**Provided entries:**
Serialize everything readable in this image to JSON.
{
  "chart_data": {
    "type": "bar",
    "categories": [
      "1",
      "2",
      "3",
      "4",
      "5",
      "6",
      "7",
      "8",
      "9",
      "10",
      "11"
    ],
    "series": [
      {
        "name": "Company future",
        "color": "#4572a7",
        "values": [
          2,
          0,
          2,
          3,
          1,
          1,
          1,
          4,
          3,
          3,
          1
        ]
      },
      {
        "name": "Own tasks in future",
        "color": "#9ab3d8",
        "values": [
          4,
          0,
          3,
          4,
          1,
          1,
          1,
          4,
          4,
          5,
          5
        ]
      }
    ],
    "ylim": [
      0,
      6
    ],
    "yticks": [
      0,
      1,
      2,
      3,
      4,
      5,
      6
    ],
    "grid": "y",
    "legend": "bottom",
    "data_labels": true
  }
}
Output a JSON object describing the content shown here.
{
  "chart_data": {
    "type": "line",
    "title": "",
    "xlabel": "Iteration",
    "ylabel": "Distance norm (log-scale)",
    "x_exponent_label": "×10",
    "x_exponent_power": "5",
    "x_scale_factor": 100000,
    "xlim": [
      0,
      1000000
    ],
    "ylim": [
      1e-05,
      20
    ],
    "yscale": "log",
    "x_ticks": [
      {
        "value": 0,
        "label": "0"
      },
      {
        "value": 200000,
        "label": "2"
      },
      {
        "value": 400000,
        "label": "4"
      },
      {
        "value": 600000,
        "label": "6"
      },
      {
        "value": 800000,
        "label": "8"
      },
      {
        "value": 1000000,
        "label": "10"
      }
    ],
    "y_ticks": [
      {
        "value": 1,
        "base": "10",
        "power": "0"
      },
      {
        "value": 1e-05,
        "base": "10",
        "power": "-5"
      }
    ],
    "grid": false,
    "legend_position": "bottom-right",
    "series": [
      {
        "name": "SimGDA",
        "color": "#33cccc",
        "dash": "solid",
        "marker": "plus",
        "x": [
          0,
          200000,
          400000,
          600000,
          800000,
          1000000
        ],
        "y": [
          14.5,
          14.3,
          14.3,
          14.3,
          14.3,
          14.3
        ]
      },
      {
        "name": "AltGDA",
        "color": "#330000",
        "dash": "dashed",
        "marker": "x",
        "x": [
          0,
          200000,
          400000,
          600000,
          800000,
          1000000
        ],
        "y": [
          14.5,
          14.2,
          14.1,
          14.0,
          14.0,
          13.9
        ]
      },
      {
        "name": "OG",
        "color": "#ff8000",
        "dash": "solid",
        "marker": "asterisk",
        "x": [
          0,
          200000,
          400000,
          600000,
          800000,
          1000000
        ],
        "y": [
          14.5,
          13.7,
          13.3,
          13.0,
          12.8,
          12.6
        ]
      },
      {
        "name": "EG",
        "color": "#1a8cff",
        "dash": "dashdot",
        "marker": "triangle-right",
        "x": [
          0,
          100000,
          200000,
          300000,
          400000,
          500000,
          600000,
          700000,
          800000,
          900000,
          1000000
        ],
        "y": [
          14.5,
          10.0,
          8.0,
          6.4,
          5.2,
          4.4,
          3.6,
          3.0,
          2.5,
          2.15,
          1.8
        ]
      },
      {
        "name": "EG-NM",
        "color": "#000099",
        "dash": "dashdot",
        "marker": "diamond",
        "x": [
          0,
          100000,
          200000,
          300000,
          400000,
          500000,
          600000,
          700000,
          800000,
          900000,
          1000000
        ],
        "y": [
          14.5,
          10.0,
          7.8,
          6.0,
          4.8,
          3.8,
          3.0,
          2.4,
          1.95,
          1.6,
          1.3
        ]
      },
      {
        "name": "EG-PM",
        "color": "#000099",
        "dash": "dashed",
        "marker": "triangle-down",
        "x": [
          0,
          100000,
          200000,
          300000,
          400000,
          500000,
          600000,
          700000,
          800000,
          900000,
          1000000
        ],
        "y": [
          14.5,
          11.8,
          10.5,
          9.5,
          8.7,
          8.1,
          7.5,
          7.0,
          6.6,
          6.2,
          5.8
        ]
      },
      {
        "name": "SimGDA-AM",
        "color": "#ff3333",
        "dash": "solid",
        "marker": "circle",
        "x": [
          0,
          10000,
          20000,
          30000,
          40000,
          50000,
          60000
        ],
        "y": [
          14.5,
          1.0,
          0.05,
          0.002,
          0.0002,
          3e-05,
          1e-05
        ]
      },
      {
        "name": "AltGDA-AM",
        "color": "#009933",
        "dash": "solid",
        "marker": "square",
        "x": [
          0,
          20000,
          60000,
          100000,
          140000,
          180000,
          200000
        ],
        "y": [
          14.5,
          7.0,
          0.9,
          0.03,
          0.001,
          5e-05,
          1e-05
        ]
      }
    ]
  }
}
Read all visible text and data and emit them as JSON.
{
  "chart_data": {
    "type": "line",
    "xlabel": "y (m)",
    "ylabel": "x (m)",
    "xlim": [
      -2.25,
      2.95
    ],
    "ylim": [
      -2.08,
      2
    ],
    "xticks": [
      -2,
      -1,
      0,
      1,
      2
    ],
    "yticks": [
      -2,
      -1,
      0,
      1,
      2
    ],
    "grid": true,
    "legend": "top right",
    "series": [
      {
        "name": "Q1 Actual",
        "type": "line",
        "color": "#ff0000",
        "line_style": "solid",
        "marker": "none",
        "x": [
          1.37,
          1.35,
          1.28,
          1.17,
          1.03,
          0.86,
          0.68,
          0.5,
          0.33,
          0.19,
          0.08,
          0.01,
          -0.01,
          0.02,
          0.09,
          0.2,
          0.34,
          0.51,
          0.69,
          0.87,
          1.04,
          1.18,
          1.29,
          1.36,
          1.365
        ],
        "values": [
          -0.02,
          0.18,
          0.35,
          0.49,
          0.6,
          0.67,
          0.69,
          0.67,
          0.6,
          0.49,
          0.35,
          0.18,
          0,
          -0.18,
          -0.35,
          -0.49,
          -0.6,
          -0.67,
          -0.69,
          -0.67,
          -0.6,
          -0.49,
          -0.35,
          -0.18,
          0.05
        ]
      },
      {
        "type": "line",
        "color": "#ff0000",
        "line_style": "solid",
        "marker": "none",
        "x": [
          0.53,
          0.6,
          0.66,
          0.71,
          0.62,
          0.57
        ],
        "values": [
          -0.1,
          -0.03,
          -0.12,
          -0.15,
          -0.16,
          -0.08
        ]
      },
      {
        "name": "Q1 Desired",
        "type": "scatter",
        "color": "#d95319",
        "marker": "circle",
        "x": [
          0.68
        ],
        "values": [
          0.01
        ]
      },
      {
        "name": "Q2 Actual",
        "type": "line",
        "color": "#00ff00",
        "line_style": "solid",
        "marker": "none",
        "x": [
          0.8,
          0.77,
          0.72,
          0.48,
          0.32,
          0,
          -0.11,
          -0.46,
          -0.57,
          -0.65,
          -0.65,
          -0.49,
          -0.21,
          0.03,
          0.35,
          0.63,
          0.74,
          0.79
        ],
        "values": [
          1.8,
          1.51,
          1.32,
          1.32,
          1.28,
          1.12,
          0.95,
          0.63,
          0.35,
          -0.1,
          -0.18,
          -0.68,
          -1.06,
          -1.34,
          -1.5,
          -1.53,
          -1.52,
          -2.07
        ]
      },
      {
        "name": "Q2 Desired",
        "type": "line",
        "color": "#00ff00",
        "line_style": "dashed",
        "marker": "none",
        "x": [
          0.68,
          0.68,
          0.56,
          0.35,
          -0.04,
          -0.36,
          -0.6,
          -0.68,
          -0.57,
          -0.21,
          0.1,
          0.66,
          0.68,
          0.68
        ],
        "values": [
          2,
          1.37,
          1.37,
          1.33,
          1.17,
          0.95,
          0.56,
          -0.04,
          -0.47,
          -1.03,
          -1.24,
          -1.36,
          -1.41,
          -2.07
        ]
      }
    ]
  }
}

**Exercise instructions:** Write out the records above again, keeping each one identical to the original.

**Worked solution:**
Serialize everything readable in this image to JSON.
{
  "chart_data": {
    "type": "bar",
    "categories": [
      "1",
      "2",
      "3",
      "4",
      "5",
      "6",
      "7",
      "8",
      "9",
      "10",
      "11"
    ],
    "series": [
      {
        "name": "Company future",
        "color": "#4572a7",
        "values": [
          2,
          0,
          2,
          3,
          1,
          1,
          1,
          4,
          3,
          3,
          1
        ]
      },
      {
        "name": "Own tasks in future",
        "color": "#9ab3d8",
        "values": [
          4,
          0,
          3,
          4,
          1,
          1,
          1,
          4,
          4,
          5,
          5
        ]
      }
    ],
    "ylim": [
      0,
      6
    ],
    "yticks": [
      0,
      1,
      2,
      3,
      4,
      5,
      6
    ],
    "grid": "y",
    "legend": "bottom",
    "data_labels": true
  }
}
Output a JSON object describing the content shown here.
{
  "chart_data": {
    "type": "line",
    "title": "",
    "xlabel": "Iteration",
    "ylabel": "Distance norm (log-scale)",
    "x_exponent_label": "×10",
    "x_exponent_power": "5",
    "x_scale_factor": 100000,
    "xlim": [
      0,
      1000000
    ],
    "ylim": [
      1e-05,
      20
    ],
    "yscale": "log",
    "x_ticks": [
      {
        "value": 0,
        "label": "0"
      },
      {
        "value": 200000,
        "label": "2"
      },
      {
        "value": 400000,
        "label": "4"
      },
      {
        "value": 600000,
        "label": "6"
      },
      {
        "value": 800000,
        "label": "8"
      },
      {
        "value": 1000000,
        "label": "10"
      }
    ],
    "y_ticks": [
      {
        "value": 1,
        "base": "10",
        "power": "0"
      },
      {
        "value": 1e-05,
        "base": "10",
        "power": "-5"
      }
    ],
    "grid": false,
    "legend_position": "bottom-right",
    "series": [
      {
        "name": "SimGDA",
        "color": "#33cccc",
        "dash": "solid",
        "marker": "plus",
        "x": [
          0,
          200000,
          400000,
          600000,
          800000,
          1000000
        ],
        "y": [
          14.5,
          14.3,
          14.3,
          14.3,
          14.3,
          14.3
        ]
      },
      {
        "name": "AltGDA",
        "color": "#330000",
        "dash": "dashed",
        "marker": "x",
        "x": [
          0,
          200000,
          400000,
          600000,
          800000,
          1000000
        ],
        "y": [
          14.5,
          14.2,
          14.1,
          14.0,
          14.0,
          13.9
        ]
      },
      {
        "name": "OG",
        "color": "#ff8000",
        "dash": "solid",
        "marker": "asterisk",
        "x": [
          0,
          200000,
          400000,
          600000,
          800000,
          1000000
        ],
        "y": [
          14.5,
          13.7,
          13.3,
          13.0,
          12.8,
          12.6
        ]
      },
      {
        "name": "EG",
        "color": "#1a8cff",
        "dash": "dashdot",
        "marker": "triangle-right",
        "x": [
          0,
          100000,
          200000,
          300000,
          400000,
          500000,
          600000,
          700000,
          800000,
          900000,
          1000000
        ],
        "y": [
          14.5,
          10.0,
          8.0,
          6.4,
          5.2,
          4.4,
          3.6,
          3.0,
          2.5,
          2.15,
          1.8
        ]
      },
      {
        "name": "EG-NM",
        "color": "#000099",
        "dash": "dashdot",
        "marker": "diamond",
        "x": [
          0,
          100000,
          200000,
          300000,
          400000,
          500000,
          600000,
          700000,
          800000,
          900000,
          1000000
        ],
        "y": [
          14.5,
          10.0,
          7.8,
          6.0,
          4.8,
          3.8,
          3.0,
          2.4,
          1.95,
          1.6,
          1.3
        ]
      },
      {
        "name": "EG-PM",
        "color": "#000099",
        "dash": "dashed",
        "marker": "triangle-down",
        "x": [
          0,
          100000,
          200000,
          300000,
          400000,
          500000,
          600000,
          700000,
          800000,
          900000,
          1000000
        ],
        "y": [
          14.5,
          11.8,
          10.5,
          9.5,
          8.7,
          8.1,
          7.5,
          7.0,
          6.6,
          6.2,
          5.8
        ]
      },
      {
        "name": "SimGDA-AM",
        "color": "#ff3333",
        "dash": "solid",
        "marker": "circle",
        "x": [
          0,
          10000,
          20000,
          30000,
          40000,
          50000,
          60000
        ],
        "y": [
          14.5,
          1.0,
          0.05,
          0.002,
          0.0002,
          3e-05,
          1e-05
        ]
      },
      {
        "name": "AltGDA-AM",
        "color": "#009933",
        "dash": "solid",
        "marker": "square",
        "x": [
          0,
          20000,
          60000,
          100000,
          140000,
          180000,
          200000
        ],
        "y": [
          14.5,
          7.0,
          0.9,
          0.03,
          0.001,
          5e-05,
          1e-05
        ]
      }
    ]
  }
}
Read all visible text and data and emit them as JSON.
{
  "chart_data": {
    "type": "line",
    "xlabel": "y (m)",
    "ylabel": "x (m)",
    "xlim": [
      -2.25,
      2.95
    ],
    "ylim": [
      -2.08,
      2
    ],
    "xticks": [
      -2,
      -1,
      0,
      1,
      2
    ],
    "yticks": [
      -2,
      -1,
      0,
      1,
      2
    ],
    "grid": true,
    "legend": "top right",
    "series": [
      {
        "name": "Q1 Actual",
        "type": "line",
        "color": "#ff0000",
        "line_style": "solid",
        "marker": "none",
        "x": [
          1.37,
          1.35,
          1.28,
          1.17,
          1.03,
          0.86,
          0.68,
          0.5,
          0.33,
          0.19,
          0.08,
          0.01,
          -0.01,
          0.02,
          0.09,
          0.2,
          0.34,
          0.51,
          0.69,
          0.87,
          1.04,
          1.18,
          1.29,
          1.36,
          1.365
        ],
        "values": [
          -0.02,
          0.18,
          0.35,
          0.49,
          0.6,
          0.67,
          0.69,
          0.67,
          0.6,
          0.49,
          0.35,
          0.18,
          0,
          -0.18,
          -0.35,
          -0.49,
          -0.6,
          -0.67,
          -0.69,
          -0.67,
          -0.6,
          -0.49,
          -0.35,
          -0.18,
          0.05
        ]
      },
      {
        "type": "line",
        "color": "#ff0000",
        "line_style": "solid",
        "marker": "none",
        "x": [
          0.53,
          0.6,
          0.66,
          0.71,
          0.62,
          0.57
        ],
        "values": [
          -0.1,
          -0.03,
          -0.12,
          -0.15,
          -0.16,
          -0.08
        ]
      },
      {
        "name": "Q1 Desired",
        "type": "scatter",
        "color": "#d95319",
        "marker": "circle",
        "x": [
          0.68
        ],
        "values": [
          0.01
        ]
      },
      {
        "name": "Q2 Actual",
        "type": "line",
        "color": "#00ff00",
        "line_style": "solid",
        "marker": "none",
        "x": [
          0.8,
          0.77,
          0.72,
          0.48,
          0.32,
          0,
          -0.11,
          -0.46,
          -0.57,
          -0.65,
          -0.65,
          -0.49,
          -0.21,
          0.03,
          0.35,
          0.63,
          0.74,
          0.79
        ],
        "values": [
          1.8,
          1.51,
          1.32,
          1.32,
          1.28,
          1.12,
          0.95,
          0.63,
          0.35,
          -0.1,
          -0.18,
          -0.68,
          -1.06,
          -1.34,
          -1.5,
          -1.53,
          -1.52,
          -2.07
        ]
      },
      {
        "name": "Q2 Desired",
        "type": "line",
        "color": "#00ff00",
        "line_style": "dashed",
        "marker": "none",
        "x": [
          0.68,
          0.68,
          0.56,
          0.35,
          -0.04,
          -0.36,
          -0.6,
          -0.68,
          -0.57,
          -0.21,
          0.1,
          0.66,
          0.68,
          0.68
        ],
        "values": [
          2,
          1.37,
          1.37,
          1.33,
          1.17,
          0.95,
          0.56,
          -0.04,
          -0.47,
          -1.03,
          -1.24,
          -1.36,
          -1.41,
          -2.07
        ]
      }
    ]
  }
}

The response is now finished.